The San Diego Mariners were an ice hockey team based in San Diego that played in the World Hockey Association from 1974 to 1977 at the San Diego Sports Arena. Previous to being in San Diego, the team was known as the New York Raiders, New York Golden Blades, and Jersey Knights. After folding in 1977, San Diego Mariners' name was adopted by an unrelated franchise in the low-level, minor professional Pacific Hockey League (PHL).

Notable alumni
Star players for the Mariners included defenseman Harry Howell, center Andre Lacroix, and goaltender Ernie Wakely. The Mariners were coached by Howell (as player-coach) during their first season and Ron Ingram the succeeding two seasons, qualifying for the WHA playoffs each year.
*****
WHAT YOU NEED TO DO:
- 1) In the San Diego Mariners passage, how did the Mariners name stay in use after the WHA team folded?
- 2) From the San Diego Mariners passage, copy out word for word the section that opens with the words "The San Diego Mariners" and closes with "Hockey League (PHL).".
- 3) Extend the San Diego Mariners passage by picking up right after its last sentence.

Element box annotations:
*****
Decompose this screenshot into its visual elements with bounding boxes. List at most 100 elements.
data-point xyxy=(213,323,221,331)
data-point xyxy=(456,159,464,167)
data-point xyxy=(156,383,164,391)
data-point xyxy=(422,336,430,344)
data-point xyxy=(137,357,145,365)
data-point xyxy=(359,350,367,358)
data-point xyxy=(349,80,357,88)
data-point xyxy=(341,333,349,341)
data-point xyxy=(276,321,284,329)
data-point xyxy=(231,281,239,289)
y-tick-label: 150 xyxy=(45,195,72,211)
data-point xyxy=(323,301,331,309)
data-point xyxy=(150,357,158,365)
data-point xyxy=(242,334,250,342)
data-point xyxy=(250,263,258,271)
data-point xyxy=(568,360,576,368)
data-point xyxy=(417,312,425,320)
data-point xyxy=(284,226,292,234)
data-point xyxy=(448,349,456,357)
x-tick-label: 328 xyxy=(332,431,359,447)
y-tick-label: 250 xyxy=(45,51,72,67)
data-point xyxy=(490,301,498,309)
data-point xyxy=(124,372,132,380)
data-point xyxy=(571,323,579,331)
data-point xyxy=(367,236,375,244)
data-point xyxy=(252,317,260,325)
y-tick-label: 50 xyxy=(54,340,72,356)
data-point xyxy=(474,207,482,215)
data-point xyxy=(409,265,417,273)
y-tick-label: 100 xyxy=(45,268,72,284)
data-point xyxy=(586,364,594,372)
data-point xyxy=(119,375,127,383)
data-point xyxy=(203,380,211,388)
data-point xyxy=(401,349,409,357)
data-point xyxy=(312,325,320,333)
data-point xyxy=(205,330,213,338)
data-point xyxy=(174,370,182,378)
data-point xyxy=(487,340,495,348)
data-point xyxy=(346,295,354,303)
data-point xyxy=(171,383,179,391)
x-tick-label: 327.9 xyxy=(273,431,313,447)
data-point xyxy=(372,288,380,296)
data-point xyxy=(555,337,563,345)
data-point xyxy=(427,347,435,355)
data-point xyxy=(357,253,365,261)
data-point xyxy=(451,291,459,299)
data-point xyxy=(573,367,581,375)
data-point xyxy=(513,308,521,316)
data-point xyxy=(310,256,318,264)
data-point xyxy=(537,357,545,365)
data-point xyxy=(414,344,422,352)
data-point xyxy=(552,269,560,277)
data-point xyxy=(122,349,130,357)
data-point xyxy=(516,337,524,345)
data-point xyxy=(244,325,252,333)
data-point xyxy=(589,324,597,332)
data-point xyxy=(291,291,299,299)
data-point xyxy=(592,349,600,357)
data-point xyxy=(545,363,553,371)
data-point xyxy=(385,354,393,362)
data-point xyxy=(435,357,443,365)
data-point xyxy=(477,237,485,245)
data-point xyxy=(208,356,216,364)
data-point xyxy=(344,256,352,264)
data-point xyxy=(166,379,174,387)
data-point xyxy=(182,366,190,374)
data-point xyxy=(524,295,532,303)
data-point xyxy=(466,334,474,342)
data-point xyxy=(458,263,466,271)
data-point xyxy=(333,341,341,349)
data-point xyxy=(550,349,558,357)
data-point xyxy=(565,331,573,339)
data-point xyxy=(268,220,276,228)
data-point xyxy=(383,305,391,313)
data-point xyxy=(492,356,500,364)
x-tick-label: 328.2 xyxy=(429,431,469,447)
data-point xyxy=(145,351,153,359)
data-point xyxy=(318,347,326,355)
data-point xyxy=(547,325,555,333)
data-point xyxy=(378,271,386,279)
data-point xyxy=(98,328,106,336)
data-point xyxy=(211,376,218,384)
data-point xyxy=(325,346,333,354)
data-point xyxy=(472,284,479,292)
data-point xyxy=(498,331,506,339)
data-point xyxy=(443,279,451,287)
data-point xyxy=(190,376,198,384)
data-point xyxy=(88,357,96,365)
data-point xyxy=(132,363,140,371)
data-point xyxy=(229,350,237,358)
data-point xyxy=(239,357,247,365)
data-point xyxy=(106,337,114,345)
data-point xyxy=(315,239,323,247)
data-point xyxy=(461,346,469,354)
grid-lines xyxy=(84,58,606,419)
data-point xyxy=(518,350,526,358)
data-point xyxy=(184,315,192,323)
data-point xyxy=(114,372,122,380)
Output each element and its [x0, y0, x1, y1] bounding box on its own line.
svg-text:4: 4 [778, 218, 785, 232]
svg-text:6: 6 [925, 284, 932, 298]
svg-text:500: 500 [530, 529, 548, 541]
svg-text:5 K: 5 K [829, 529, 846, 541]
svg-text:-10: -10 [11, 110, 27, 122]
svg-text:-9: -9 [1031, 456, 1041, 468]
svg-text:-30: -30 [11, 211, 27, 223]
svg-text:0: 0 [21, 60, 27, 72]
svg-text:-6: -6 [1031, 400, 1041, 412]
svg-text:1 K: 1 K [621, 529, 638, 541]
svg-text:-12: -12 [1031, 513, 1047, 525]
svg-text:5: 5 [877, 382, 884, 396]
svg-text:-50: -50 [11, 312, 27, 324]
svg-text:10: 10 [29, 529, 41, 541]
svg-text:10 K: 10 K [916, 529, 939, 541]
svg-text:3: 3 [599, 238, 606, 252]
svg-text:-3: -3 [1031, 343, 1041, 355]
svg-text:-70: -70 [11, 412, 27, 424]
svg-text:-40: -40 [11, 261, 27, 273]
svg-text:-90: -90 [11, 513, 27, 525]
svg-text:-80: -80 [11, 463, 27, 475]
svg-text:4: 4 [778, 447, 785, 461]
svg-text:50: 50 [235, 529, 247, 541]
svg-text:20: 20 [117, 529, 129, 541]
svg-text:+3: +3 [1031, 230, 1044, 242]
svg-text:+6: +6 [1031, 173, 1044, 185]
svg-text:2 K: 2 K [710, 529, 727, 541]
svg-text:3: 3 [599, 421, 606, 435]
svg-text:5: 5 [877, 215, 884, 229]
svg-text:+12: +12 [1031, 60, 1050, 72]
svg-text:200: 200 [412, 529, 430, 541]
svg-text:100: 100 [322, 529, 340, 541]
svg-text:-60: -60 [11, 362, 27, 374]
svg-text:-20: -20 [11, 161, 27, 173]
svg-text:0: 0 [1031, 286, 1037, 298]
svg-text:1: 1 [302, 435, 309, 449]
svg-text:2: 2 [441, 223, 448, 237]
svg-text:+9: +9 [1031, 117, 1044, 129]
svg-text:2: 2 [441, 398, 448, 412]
*****
ANSWERS BELOW:
- 1) After the WHA team folded in 1977, an unrelated franchise in the low-level minor professional Pacific Hockey League (PHL) took up the San Diego Mariners name.

- 2)
The San Diego Mariners were an ice hockey team based in San Diego that played in the World Hockey Association from 1974 to 1977 at the San Diego Sports Arena. Previous to being in San Diego, the team was known as the New York Raiders, New York Golden Blades, and Jersey Knights. After folding in 1977, San Diego Mariners' name was adopted by an unrelated franchise in the low-level, minor professional Pacific Hockey League (PHL).

- 3)
Demise
During the Mariners' final WHA season, the team was owned by San Diego Padres and McDonald's owner Ray Kroc.  The team never drew well, and when they only managed to attract 5,000 fans per game, Kroc sold the team to a group who planned to move it to Melbourne, Florida, however, they could not find a suitable arena. The team was then sold to former Philadelphia Flyers minority owner Bill Putnam, who changed the team's name to the "Florida Breakers" and announced they would play at the Hollywood Sportatorium in Hollywood, Florida, between Miami and Fort Lauderdale. After this deal fell apart Jerry Saperstein tried to buy the team and move them to the same area as the Florida Icegators. However, this deal collapsed as well, and after three attempts by three different groups to move the team to Florida all failed, the Mariners folded just before training camp opened in the fall of 1977.  Fans who put down deposits for season tickets never got their money back. The last Mariners player active in major professional hockey was Kevin Devine, who played his last NHL game in the 1982-83 NHL season. Ron Plumb was the last active player who retired in 1986 after in England. Mariners' draft pick Don Edwards played in the NHL until 1986, but never played in the WHA.

Team colors
Team colors for the Mariners were orange and blue. The uniforms were the same design as the team wore as the New York Raiders and Jersey Knights, albeit with the jersey logo replaced with San Diego spelled out diagonally across the front. The color scheme was the same as it was for the San Diego Gulls of the old Western Hockey League. The color scheme was later adopted in the form of throwback jerseys for the now-defunct WCHL/ECHL San Diego Gulls.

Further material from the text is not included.